# WHAT THE EXERCISE ASKS
Output every line of the material exactly, omitting images.

# ROWS
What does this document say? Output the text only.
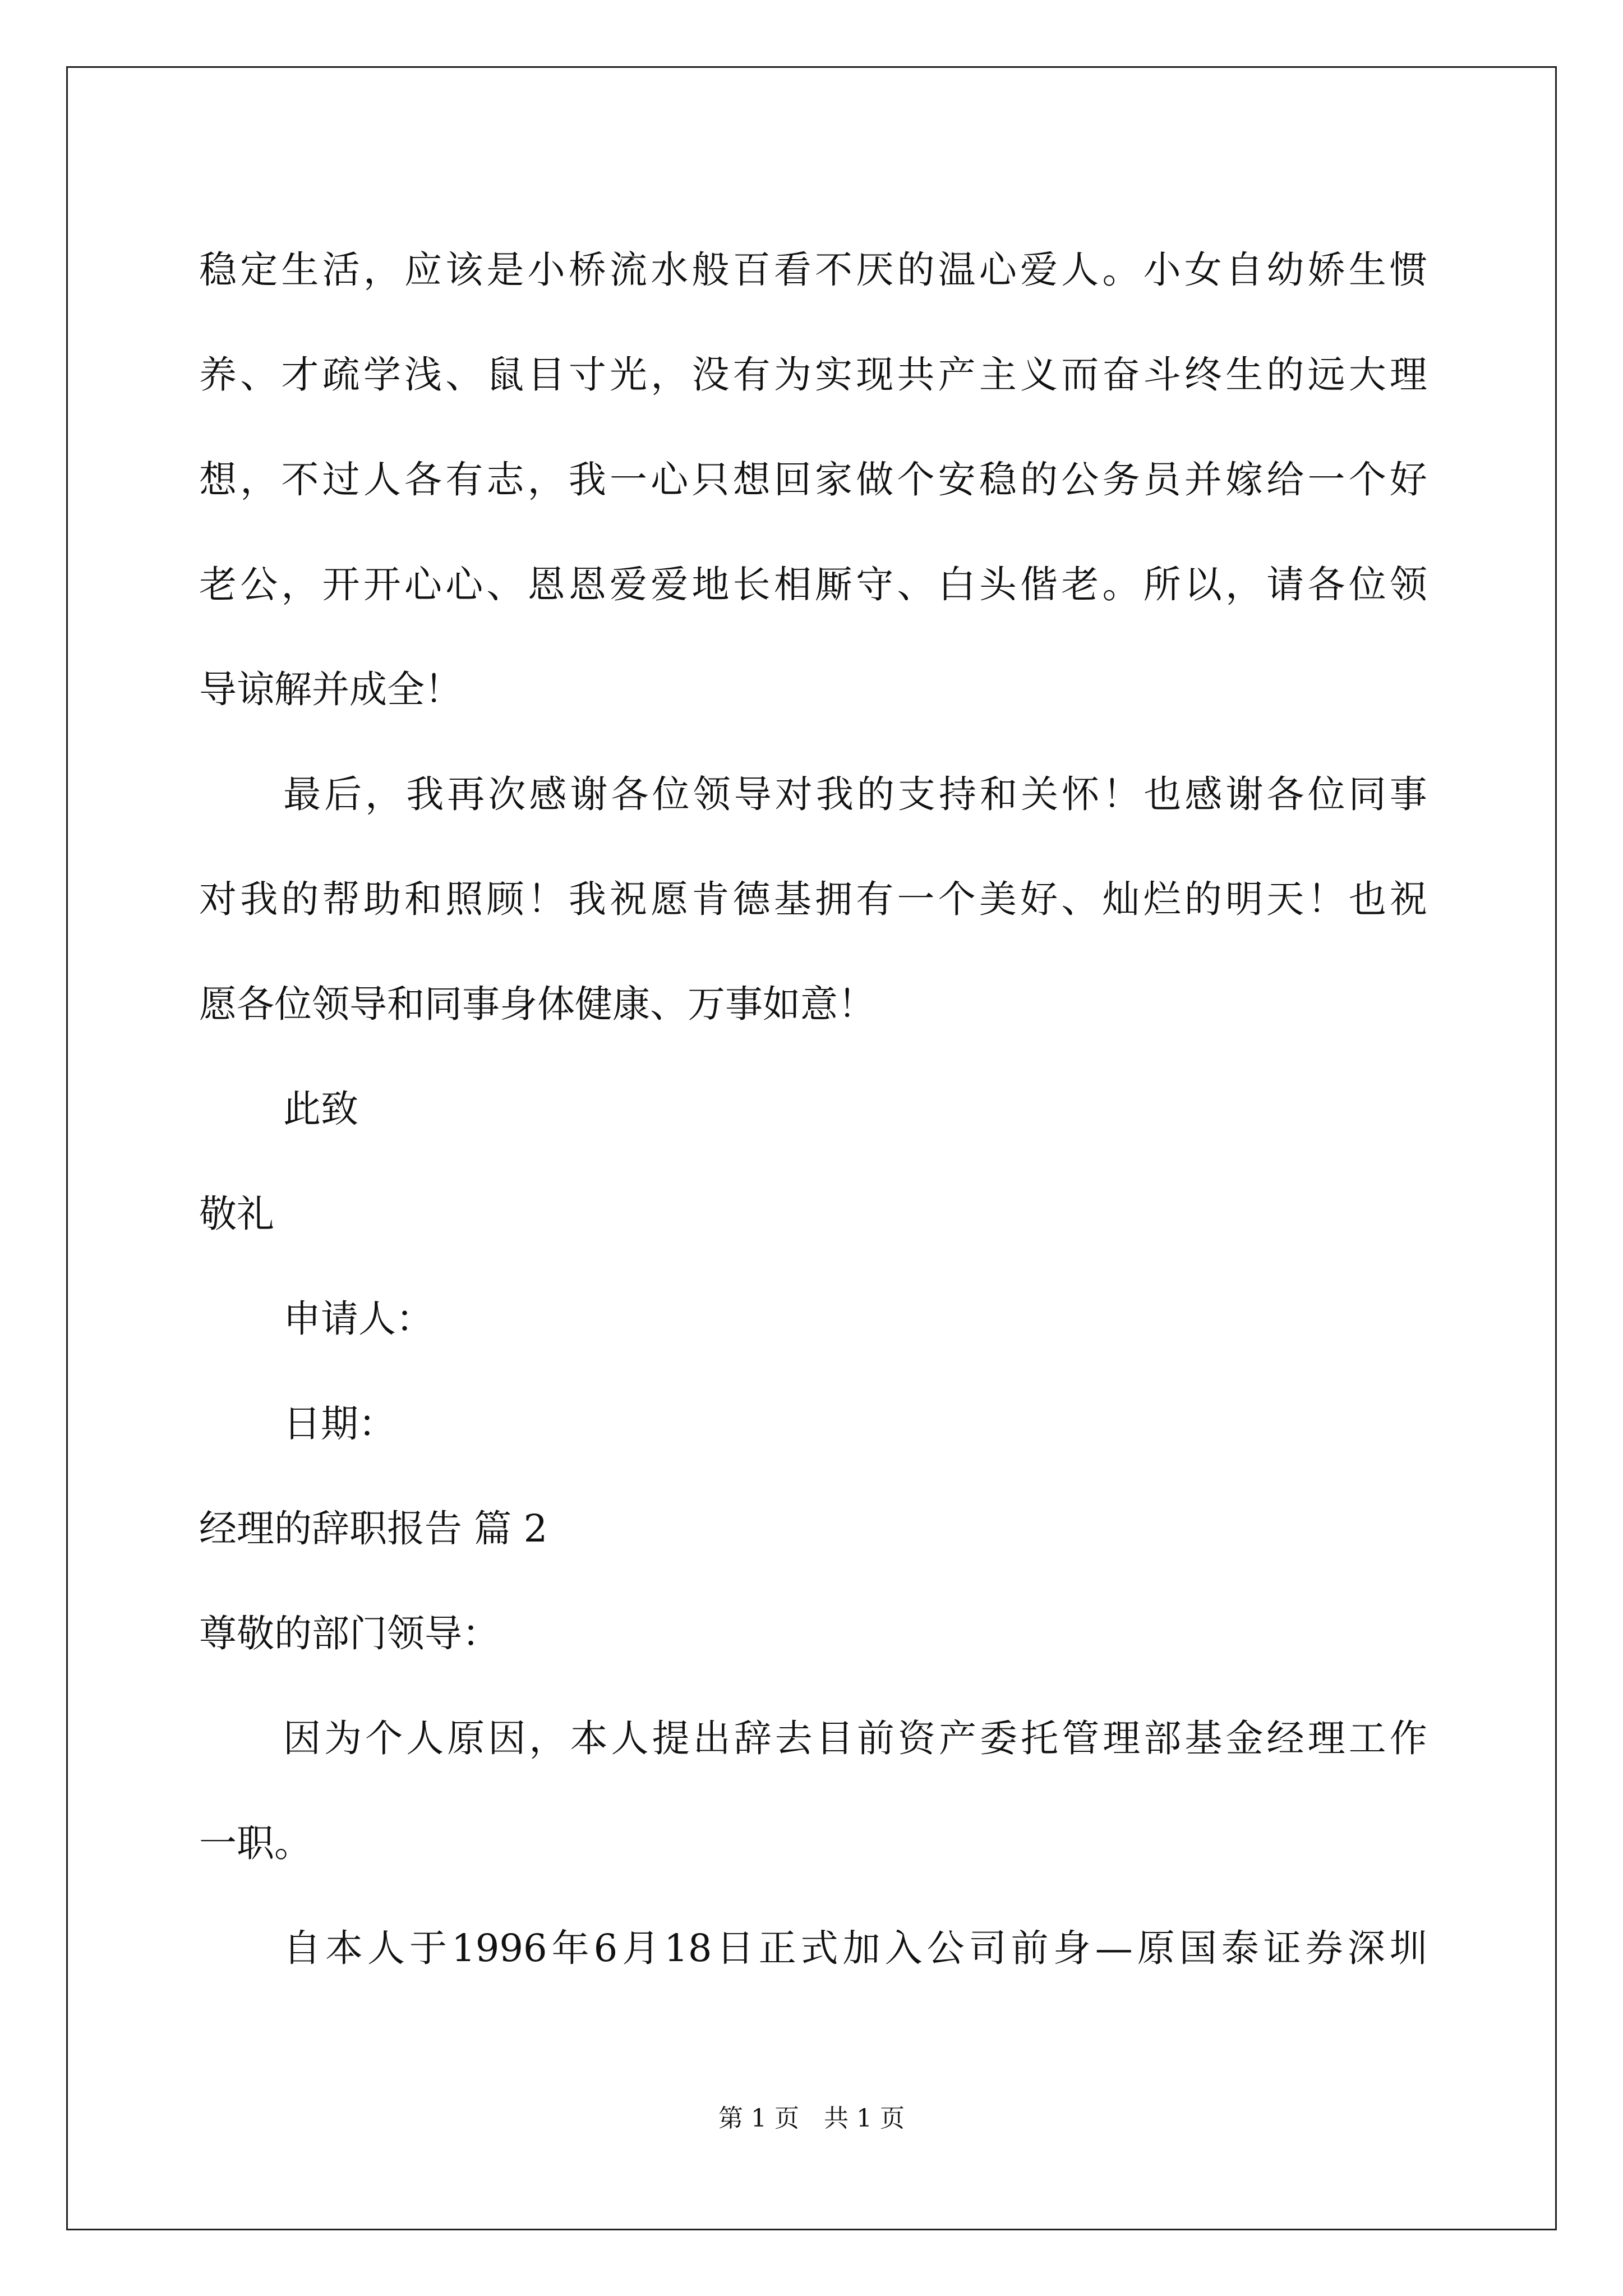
稳 定 生 活 ， 应 该 是 小 桥 流 水 般 百 看 不 厌 的 温 心 爱 人 。 小 女 自 幼 娇 生 惯
养 、 才 疏 学 浅 、 鼠 目 寸 光 ， 没 有 为 实 现 共 产 主 义 而 奋 斗 终 生 的 远 大 理
想 ， 不 过 人 各 有 志 ， 我 一 心 只 想 回 家 做 个 安 稳 的 公 务 员 并 嫁 给 一 个 好
老 公 ， 开 开 心 心 、 恩 恩 爱 爱 地 长 相 厮 守 、 白 头 偕 老 。 所 以 ， 请 各 位 领
导谅解并成全！
最 后 ， 我 再 次 感 谢 各 位 领 导 对 我 的 支 持 和 关 怀 ！ 也 感 谢 各 位 同 事
对 我 的 帮 助 和 照 顾 ！ 我 祝 愿 肯 德 基 拥 有 一 个 美 好 、 灿 烂 的 明 天 ！ 也 祝
愿各位领导和同事身体健康、万事如意！
此致
敬礼
申请人：
日期：
经理的辞职报告 篇 2
尊敬的部门领导：
因 为 个 人 原 因 ， 本 人 提 出 辞 去 目 前 资 产 委 托 管 理 部 基 金 经 理 工 作
一职。
自 本 人 于 1996 年 6 月 18 日 正 式 加 入 公 司 前 身 — 原 国 泰 证 券 深 圳
第 1 页　共 1 页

# SOLUTION TO THE EXERCISE
What does this document say? Output the text only.
稳 定 生 活 ， 应 该 是 小 桥 流 水 般 百 看 不 厌 的 温 心 爱 人 。 小 女 自 幼 娇 生 惯
养 、 才 疏 学 浅 、 鼠 目 寸 光 ， 没 有 为 实 现 共 产 主 义 而 奋 斗 终 生 的 远 大 理
想 ， 不 过 人 各 有 志 ， 我 一 心 只 想 回 家 做 个 安 稳 的 公 务 员 并 嫁 给 一 个 好
老 公 ， 开 开 心 心 、 恩 恩 爱 爱 地 长 相 厮 守 、 白 头 偕 老 。 所 以 ， 请 各 位 领
导谅解并成全！
最 后 ， 我 再 次 感 谢 各 位 领 导 对 我 的 支 持 和 关 怀 ！ 也 感 谢 各 位 同 事
对 我 的 帮 助 和 照 顾 ！ 我 祝 愿 肯 德 基 拥 有 一 个 美 好 、 灿 烂 的 明 天 ！ 也 祝
愿各位领导和同事身体健康、万事如意！
此致
敬礼
申请人：
日期：
经理的辞职报告 篇 2
尊敬的部门领导：
因 为 个 人 原 因 ， 本 人 提 出 辞 去 目 前 资 产 委 托 管 理 部 基 金 经 理 工 作
一职。
自 本 人 于 1996 年 6 月 18 日 正 式 加 入 公 司 前 身 — 原 国 泰 证 券 深 圳
第 1 页　共 1 页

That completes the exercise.